Your instructions: Go through the material and pull out every line with the string "screenshot" in it.

(Structured figure records)
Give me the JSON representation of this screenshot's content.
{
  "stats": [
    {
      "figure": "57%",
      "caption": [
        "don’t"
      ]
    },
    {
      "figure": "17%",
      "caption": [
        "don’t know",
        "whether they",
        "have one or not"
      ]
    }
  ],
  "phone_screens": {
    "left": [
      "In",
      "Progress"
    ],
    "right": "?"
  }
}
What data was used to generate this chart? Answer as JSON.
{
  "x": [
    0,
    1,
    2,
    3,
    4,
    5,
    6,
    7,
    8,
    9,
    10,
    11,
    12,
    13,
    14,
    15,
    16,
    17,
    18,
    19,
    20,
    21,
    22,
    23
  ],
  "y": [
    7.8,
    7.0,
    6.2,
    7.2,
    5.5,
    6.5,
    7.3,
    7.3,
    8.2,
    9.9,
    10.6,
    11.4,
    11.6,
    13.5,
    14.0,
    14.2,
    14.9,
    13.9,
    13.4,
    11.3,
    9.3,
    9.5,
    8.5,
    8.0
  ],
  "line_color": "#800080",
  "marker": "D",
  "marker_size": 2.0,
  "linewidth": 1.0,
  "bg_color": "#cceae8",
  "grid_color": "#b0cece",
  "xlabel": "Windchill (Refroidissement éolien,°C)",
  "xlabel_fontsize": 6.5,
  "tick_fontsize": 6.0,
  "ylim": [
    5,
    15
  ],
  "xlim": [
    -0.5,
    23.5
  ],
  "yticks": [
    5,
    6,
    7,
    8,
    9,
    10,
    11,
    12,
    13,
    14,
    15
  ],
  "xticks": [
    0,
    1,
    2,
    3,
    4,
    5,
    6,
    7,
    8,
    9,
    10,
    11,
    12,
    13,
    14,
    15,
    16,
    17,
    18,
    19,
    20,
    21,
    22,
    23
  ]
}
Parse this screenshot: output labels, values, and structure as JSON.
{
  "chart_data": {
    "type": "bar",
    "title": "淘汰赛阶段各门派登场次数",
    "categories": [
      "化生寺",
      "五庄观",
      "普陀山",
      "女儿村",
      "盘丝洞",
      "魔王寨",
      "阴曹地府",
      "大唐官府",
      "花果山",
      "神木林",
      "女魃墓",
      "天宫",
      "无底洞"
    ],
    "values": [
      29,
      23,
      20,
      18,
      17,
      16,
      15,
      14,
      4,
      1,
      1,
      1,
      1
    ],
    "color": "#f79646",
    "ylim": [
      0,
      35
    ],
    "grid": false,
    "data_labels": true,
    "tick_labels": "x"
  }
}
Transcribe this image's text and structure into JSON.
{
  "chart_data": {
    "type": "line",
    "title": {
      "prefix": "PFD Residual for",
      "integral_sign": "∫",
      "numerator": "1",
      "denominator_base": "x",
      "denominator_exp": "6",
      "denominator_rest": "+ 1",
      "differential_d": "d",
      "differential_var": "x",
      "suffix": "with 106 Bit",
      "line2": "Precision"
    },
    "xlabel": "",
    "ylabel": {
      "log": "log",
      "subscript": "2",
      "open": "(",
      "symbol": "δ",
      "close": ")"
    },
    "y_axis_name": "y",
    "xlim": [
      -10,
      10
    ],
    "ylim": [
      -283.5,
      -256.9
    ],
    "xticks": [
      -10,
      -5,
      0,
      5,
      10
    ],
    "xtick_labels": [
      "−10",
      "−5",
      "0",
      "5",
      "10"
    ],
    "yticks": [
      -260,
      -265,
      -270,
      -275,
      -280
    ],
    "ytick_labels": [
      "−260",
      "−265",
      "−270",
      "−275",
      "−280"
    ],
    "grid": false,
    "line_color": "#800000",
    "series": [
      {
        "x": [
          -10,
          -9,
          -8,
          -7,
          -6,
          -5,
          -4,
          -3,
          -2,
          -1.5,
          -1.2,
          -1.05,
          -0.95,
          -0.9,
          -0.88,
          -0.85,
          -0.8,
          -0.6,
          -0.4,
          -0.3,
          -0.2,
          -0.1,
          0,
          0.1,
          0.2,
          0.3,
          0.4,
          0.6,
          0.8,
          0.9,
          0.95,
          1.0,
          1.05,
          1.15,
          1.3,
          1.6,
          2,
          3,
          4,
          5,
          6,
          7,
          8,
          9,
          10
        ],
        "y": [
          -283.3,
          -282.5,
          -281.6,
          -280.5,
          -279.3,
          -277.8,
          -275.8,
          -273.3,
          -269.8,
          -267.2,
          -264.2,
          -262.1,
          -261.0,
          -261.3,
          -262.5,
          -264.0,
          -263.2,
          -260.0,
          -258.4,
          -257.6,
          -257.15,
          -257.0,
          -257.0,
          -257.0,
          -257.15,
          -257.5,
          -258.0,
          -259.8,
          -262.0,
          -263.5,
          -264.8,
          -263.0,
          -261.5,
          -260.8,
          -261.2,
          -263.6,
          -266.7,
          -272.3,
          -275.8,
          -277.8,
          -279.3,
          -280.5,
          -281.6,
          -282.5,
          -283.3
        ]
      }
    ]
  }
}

Answer to this problem:
Give me the JSON representation of this screenshot's content.
Parse this screenshot: output labels, values, and structure as JSON.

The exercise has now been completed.